## [Task instructions]
Print all entries word for word.
───── Working data
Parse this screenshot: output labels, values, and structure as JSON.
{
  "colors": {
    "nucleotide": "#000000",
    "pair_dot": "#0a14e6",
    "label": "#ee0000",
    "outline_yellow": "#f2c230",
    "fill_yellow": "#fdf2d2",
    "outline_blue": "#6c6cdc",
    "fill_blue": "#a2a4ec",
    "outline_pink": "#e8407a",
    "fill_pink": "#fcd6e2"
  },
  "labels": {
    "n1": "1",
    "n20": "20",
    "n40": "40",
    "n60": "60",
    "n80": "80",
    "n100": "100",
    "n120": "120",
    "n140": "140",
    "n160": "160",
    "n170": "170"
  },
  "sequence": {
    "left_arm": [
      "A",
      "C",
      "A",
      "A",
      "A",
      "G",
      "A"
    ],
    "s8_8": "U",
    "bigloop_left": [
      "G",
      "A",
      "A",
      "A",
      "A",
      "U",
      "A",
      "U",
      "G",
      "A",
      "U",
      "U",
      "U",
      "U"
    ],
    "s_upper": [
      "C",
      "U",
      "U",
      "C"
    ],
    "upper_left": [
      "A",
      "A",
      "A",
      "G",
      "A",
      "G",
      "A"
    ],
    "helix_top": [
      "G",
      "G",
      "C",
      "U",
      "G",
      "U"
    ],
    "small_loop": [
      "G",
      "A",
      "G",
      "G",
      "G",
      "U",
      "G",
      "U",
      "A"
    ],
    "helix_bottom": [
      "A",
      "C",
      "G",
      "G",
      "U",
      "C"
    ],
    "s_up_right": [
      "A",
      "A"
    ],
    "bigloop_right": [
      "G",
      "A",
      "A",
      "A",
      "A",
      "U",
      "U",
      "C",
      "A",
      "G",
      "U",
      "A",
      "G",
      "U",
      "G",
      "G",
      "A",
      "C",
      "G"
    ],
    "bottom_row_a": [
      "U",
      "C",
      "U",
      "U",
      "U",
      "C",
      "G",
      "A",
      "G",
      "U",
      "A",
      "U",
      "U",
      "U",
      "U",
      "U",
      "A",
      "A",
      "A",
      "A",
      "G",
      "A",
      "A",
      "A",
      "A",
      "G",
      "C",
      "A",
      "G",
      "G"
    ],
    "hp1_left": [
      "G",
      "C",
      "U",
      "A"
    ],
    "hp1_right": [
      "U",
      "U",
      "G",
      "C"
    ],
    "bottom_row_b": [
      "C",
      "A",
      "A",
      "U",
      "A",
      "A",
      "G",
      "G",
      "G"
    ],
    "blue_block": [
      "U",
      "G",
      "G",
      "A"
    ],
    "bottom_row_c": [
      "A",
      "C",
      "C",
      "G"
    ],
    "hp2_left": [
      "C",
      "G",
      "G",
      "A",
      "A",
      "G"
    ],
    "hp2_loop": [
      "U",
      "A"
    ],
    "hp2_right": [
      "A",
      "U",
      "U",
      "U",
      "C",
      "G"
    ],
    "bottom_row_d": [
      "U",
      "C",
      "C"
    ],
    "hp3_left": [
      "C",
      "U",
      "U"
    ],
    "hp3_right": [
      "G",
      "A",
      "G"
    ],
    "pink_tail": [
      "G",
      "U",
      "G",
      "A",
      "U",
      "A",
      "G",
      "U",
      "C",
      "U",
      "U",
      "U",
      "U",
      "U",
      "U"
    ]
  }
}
──────────
## [Output below]
Parse this screenshot: output labels, values, and structure as JSON.
{
  "colors": {
    "nucleotide": "#000000",
    "pair_dot": "#0a14e6",
    "label": "#ee0000",
    "outline_yellow": "#f2c230",
    "fill_yellow": "#fdf2d2",
    "outline_blue": "#6c6cdc",
    "fill_blue": "#a2a4ec",
    "outline_pink": "#e8407a",
    "fill_pink": "#fcd6e2"
  },
  "labels": {
    "n1": "1",
    "n20": "20",
    "n40": "40",
    "n60": "60",
    "n80": "80",
    "n100": "100",
    "n120": "120",
    "n140": "140",
    "n160": "160",
    "n170": "170"
  },
  "sequence": {
    "left_arm": [
      "A",
      "C",
      "A",
      "A",
      "A",
      "G",
      "A"
    ],
    "s8_8": "U",
    "bigloop_left": [
      "G",
      "A",
      "A",
      "A",
      "A",
      "U",
      "A",
      "U",
      "G",
      "A",
      "U",
      "U",
      "U",
      "U"
    ],
    "s_upper": [
      "C",
      "U",
      "U",
      "C"
    ],
    "upper_left": [
      "A",
      "A",
      "A",
      "G",
      "A",
      "G",
      "A"
    ],
    "helix_top": [
      "G",
      "G",
      "C",
      "U",
      "G",
      "U"
    ],
    "small_loop": [
      "G",
      "A",
      "G",
      "G",
      "G",
      "U",
      "G",
      "U",
      "A"
    ],
    "helix_bottom": [
      "A",
      "C",
      "G",
      "G",
      "U",
      "C"
    ],
    "s_up_right": [
      "A",
      "A"
    ],
    "bigloop_right": [
      "G",
      "A",
      "A",
      "A",
      "A",
      "U",
      "U",
      "C",
      "A",
      "G",
      "U",
      "A",
      "G",
      "U",
      "G",
      "G",
      "A",
      "C",
      "G"
    ],
    "bottom_row_a": [
      "U",
      "C",
      "U",
      "U",
      "U",
      "C",
      "G",
      "A",
      "G",
      "U",
      "A",
      "U",
      "U",
      "U",
      "U",
      "U",
      "A",
      "A",
      "A",
      "A",
      "G",
      "A",
      "A",
      "A",
      "A",
      "G",
      "C",
      "A",
      "G",
      "G"
    ],
    "hp1_left": [
      "G",
      "C",
      "U",
      "A"
    ],
    "hp1_right": [
      "U",
      "U",
      "G",
      "C"
    ],
    "bottom_row_b": [
      "C",
      "A",
      "A",
      "U",
      "A",
      "A",
      "G",
      "G",
      "G"
    ],
    "blue_block": [
      "U",
      "G",
      "G",
      "A"
    ],
    "bottom_row_c": [
      "A",
      "C",
      "C",
      "G"
    ],
    "hp2_left": [
      "C",
      "G",
      "G",
      "A",
      "A",
      "G"
    ],
    "hp2_loop": [
      "U",
      "A"
    ],
    "hp2_right": [
      "A",
      "U",
      "U",
      "U",
      "C",
      "G"
    ],
    "bottom_row_d": [
      "U",
      "C",
      "C"
    ],
    "hp3_left": [
      "C",
      "U",
      "U"
    ],
    "hp3_right": [
      "G",
      "A",
      "G"
    ],
    "pink_tail": [
      "G",
      "U",
      "G",
      "A",
      "U",
      "A",
      "G",
      "U",
      "C",
      "U",
      "U",
      "U",
      "U",
      "U",
      "U"
    ]
  }
}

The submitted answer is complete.